## Begin

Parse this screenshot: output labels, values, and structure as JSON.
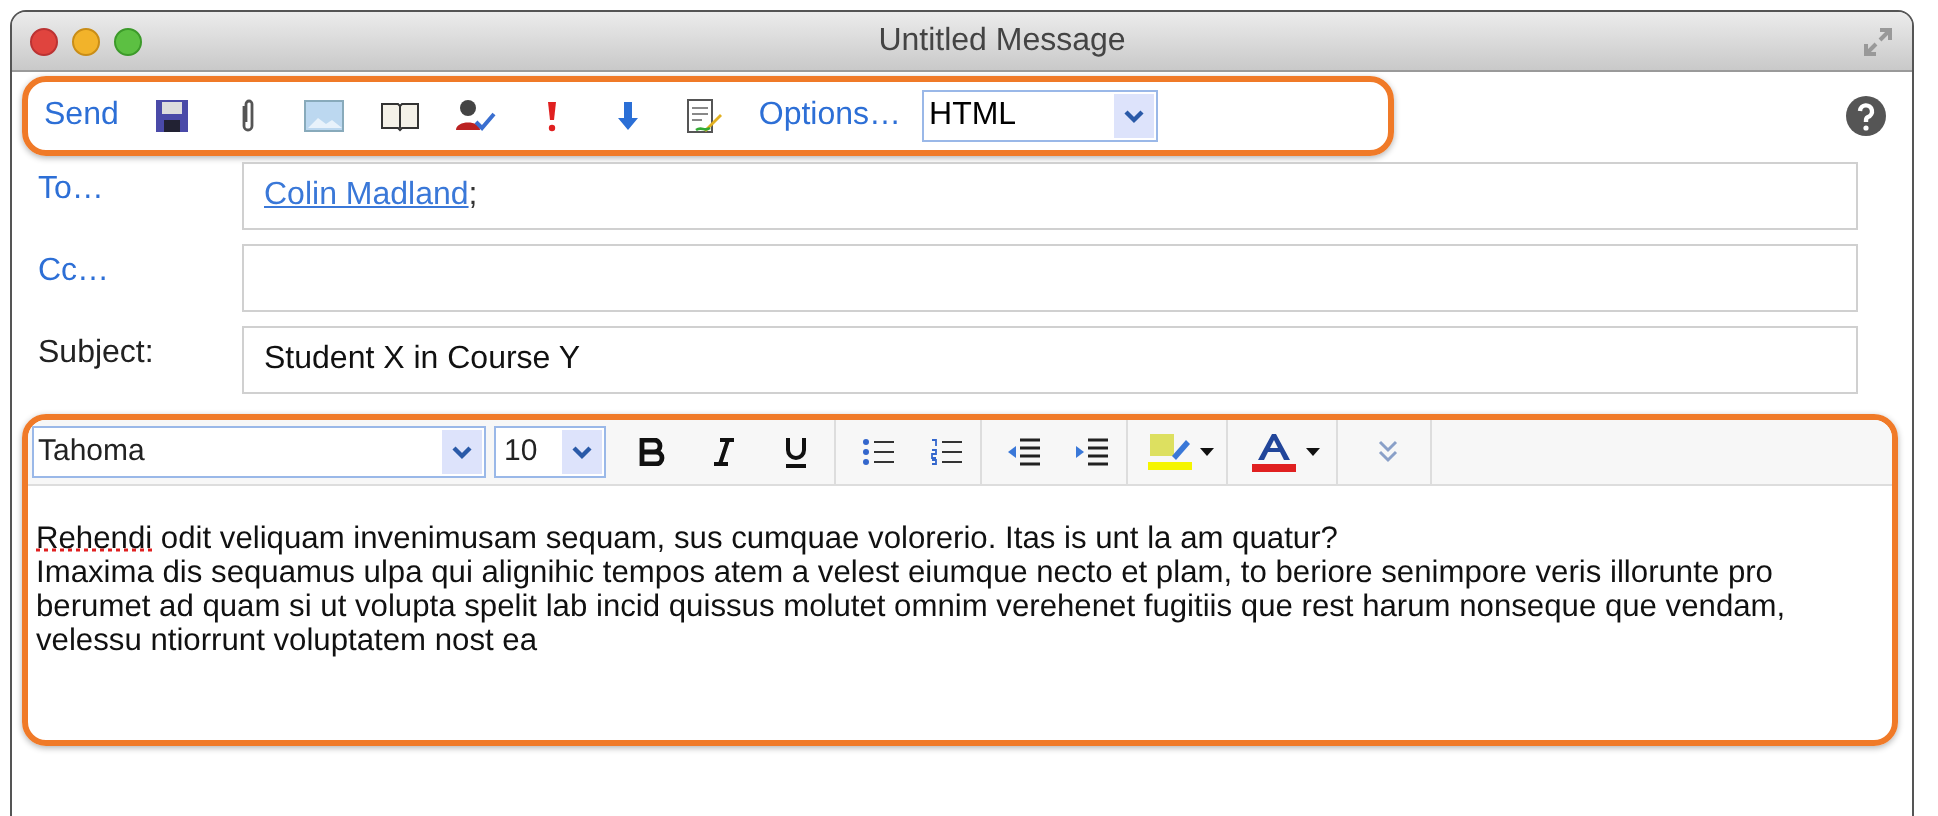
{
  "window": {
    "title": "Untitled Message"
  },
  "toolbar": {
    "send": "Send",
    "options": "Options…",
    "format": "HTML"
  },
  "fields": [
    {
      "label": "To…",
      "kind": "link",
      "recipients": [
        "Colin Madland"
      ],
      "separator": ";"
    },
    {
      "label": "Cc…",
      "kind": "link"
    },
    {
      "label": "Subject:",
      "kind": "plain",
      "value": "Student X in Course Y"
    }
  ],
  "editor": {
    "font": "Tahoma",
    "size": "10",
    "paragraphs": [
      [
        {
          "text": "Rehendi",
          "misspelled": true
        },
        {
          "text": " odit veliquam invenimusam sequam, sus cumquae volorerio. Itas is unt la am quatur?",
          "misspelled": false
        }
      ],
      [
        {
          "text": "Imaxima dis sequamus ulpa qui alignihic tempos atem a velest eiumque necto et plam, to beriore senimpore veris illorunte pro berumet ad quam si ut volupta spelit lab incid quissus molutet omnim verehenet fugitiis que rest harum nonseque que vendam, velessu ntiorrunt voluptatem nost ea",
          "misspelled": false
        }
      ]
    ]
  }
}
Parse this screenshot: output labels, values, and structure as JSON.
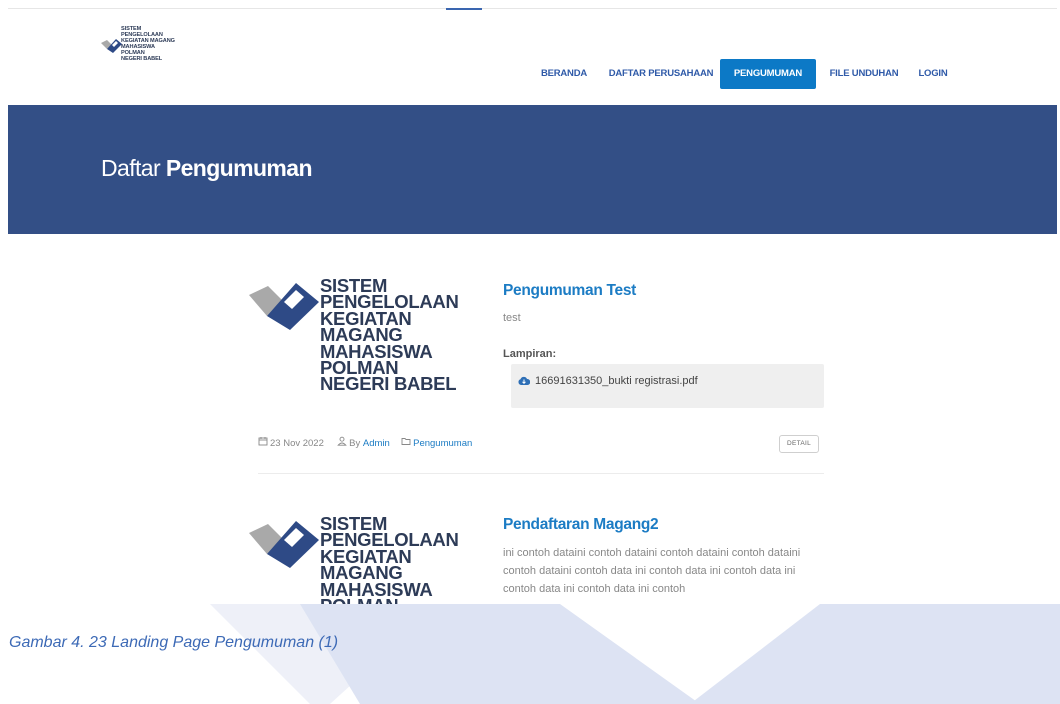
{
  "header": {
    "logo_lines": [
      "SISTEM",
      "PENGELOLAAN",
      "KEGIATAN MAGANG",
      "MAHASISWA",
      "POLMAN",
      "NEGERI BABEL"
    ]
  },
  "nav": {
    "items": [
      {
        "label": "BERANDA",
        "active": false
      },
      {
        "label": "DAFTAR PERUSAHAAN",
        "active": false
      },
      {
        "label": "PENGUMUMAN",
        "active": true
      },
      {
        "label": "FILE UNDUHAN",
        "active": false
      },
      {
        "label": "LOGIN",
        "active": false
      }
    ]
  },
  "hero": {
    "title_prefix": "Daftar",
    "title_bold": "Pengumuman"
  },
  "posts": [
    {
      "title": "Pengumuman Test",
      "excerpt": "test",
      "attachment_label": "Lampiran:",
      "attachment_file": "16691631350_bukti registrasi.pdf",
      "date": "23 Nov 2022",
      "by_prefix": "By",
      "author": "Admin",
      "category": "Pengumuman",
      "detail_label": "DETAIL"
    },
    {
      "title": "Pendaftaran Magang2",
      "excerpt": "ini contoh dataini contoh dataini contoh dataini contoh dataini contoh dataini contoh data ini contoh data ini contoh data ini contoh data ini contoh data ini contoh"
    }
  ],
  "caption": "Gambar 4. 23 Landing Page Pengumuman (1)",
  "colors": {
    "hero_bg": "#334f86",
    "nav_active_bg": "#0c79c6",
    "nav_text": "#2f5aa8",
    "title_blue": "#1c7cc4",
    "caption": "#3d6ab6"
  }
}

## End

WHAT YOU NEED TO DO: Copy the data character for character, but drop all pictures from the copy.

TASK SOLUTION:
Parse this screenshot: output labels, values, and structure as JSON.
{
  "window": {
    "title": "Untitled Message"
  },
  "toolbar": {
    "send": "Send",
    "options": "Options…",
    "format": "HTML"
  },
  "fields": [
    {
      "label": "To…",
      "kind": "link",
      "recipients": [
        "Colin Madland"
      ],
      "separator": ";"
    },
    {
      "label": "Cc…",
      "kind": "link"
    },
    {
      "label": "Subject:",
      "kind": "plain",
      "value": "Student X in Course Y"
    }
  ],
  "editor": {
    "font": "Tahoma",
    "size": "10",
    "paragraphs": [
      [
        {
          "text": "Rehendi",
          "misspelled": true
        },
        {
          "text": " odit veliquam invenimusam sequam, sus cumquae volorerio. Itas is unt la am quatur?",
          "misspelled": false
        }
      ],
      [
        {
          "text": "Imaxima dis sequamus ulpa qui alignihic tempos atem a velest eiumque necto et plam, to beriore senimpore veris illorunte pro berumet ad quam si ut volupta spelit lab incid quissus molutet omnim verehenet fugitiis que rest harum nonseque que vendam, velessu ntiorrunt voluptatem nost ea",
          "misspelled": false
        }
      ]
    ]
  }
}
Parse this screenshot: output labels, values, and structure as JSON.
{
  "header": {
    "logo_lines": [
      "SISTEM",
      "PENGELOLAAN",
      "KEGIATAN MAGANG",
      "MAHASISWA",
      "POLMAN",
      "NEGERI BABEL"
    ]
  },
  "nav": {
    "items": [
      {
        "label": "BERANDA",
        "active": false
      },
      {
        "label": "DAFTAR PERUSAHAAN",
        "active": false
      },
      {
        "label": "PENGUMUMAN",
        "active": true
      },
      {
        "label": "FILE UNDUHAN",
        "active": false
      },
      {
        "label": "LOGIN",
        "active": false
      }
    ]
  },
  "hero": {
    "title_prefix": "Daftar",
    "title_bold": "Pengumuman"
  },
  "posts": [
    {
      "title": "Pengumuman Test",
      "excerpt": "test",
      "attachment_label": "Lampiran:",
      "attachment_file": "16691631350_bukti registrasi.pdf",
      "date": "23 Nov 2022",
      "by_prefix": "By",
      "author": "Admin",
      "category": "Pengumuman",
      "detail_label": "DETAIL"
    },
    {
      "title": "Pendaftaran Magang2",
      "excerpt": "ini contoh dataini contoh dataini contoh dataini contoh dataini contoh dataini contoh data ini contoh data ini contoh data ini contoh data ini contoh data ini contoh"
    }
  ],
  "caption": "Gambar 4. 23 Landing Page Pengumuman (1)",
  "colors": {
    "hero_bg": "#334f86",
    "nav_active_bg": "#0c79c6",
    "nav_text": "#2f5aa8",
    "title_blue": "#1c7cc4",
    "caption": "#3d6ab6"
  }
}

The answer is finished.